> SHORT PROBLEM: In the entries that follow, how many lines contain "color"? Answer with the number only.

Dataset entries
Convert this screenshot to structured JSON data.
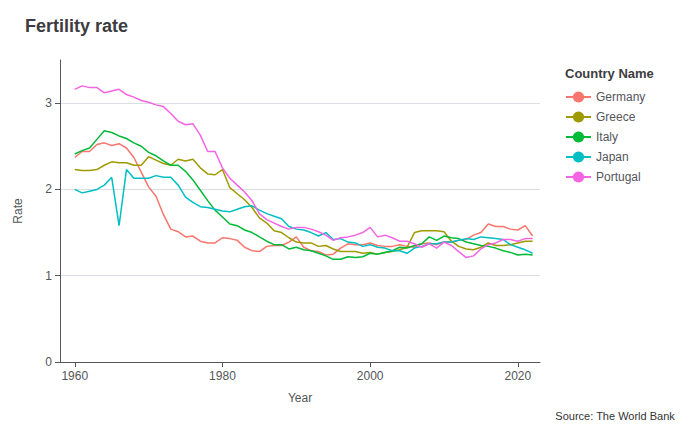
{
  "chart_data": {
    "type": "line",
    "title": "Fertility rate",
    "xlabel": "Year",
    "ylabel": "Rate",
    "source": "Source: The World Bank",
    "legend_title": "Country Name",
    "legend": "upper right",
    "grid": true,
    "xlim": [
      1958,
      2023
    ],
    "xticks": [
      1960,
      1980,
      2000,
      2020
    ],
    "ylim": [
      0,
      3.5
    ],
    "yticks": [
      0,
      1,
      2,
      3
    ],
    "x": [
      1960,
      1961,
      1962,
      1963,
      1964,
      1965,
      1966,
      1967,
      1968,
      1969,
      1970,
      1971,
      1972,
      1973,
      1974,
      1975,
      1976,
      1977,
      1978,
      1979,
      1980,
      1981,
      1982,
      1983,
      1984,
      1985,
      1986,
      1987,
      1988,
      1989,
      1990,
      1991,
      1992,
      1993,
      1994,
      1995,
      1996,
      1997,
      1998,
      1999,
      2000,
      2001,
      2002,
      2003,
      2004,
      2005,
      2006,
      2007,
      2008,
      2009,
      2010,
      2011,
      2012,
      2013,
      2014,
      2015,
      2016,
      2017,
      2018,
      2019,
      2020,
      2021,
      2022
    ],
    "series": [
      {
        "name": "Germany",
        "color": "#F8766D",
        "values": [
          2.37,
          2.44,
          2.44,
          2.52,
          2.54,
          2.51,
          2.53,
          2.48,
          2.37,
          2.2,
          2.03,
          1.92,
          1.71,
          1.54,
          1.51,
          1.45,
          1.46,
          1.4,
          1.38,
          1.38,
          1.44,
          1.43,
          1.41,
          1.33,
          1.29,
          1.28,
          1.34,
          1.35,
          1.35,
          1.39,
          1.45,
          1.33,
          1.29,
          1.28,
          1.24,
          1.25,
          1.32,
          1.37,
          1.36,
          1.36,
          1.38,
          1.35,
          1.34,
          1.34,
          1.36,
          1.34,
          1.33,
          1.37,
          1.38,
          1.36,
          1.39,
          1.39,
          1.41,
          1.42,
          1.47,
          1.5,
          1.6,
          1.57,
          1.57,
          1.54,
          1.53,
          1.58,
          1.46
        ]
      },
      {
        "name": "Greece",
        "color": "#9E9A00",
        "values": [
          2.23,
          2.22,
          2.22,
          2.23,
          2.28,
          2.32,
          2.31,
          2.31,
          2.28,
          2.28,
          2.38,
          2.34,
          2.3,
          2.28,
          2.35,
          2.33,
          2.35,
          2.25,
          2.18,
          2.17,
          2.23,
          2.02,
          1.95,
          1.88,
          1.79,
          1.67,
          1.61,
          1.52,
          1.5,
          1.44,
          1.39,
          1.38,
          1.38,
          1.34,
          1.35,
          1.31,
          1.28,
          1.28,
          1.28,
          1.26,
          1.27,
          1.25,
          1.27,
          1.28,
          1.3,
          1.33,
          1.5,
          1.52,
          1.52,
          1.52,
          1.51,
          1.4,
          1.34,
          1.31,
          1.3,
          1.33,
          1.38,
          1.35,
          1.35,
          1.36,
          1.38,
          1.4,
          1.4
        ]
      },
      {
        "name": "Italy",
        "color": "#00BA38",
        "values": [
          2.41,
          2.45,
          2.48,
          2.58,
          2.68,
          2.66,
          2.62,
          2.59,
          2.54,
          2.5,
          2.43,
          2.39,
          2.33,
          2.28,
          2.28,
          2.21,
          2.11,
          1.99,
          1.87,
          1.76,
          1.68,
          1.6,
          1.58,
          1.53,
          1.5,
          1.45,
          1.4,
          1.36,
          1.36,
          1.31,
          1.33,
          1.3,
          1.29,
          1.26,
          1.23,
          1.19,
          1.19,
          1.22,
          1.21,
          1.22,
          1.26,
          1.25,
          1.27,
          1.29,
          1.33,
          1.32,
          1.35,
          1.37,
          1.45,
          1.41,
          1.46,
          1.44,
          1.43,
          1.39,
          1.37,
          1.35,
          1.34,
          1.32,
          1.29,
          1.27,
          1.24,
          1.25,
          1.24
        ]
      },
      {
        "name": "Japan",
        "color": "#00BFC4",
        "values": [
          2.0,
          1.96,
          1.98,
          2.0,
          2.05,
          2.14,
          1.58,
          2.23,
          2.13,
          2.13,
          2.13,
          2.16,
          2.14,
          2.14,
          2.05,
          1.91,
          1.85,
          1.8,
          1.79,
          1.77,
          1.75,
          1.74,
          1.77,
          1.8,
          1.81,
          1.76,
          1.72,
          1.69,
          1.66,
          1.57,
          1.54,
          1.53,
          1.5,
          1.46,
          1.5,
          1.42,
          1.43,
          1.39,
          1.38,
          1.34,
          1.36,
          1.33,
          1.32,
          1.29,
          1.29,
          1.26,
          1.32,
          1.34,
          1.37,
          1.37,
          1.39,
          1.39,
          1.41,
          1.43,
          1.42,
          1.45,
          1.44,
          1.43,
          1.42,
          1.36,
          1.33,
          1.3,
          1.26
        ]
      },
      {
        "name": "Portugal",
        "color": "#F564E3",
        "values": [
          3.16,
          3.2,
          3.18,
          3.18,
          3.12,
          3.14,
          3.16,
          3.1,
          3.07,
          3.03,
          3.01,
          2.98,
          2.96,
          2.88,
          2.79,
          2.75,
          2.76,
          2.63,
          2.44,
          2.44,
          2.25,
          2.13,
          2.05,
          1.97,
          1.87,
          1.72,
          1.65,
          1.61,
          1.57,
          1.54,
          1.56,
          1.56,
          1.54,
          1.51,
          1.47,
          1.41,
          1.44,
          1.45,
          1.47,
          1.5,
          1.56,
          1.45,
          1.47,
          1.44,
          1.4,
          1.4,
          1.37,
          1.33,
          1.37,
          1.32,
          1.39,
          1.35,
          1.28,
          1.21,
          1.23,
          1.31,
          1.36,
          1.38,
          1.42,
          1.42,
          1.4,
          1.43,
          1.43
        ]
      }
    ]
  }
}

> EXERCISE OUTPUT: 5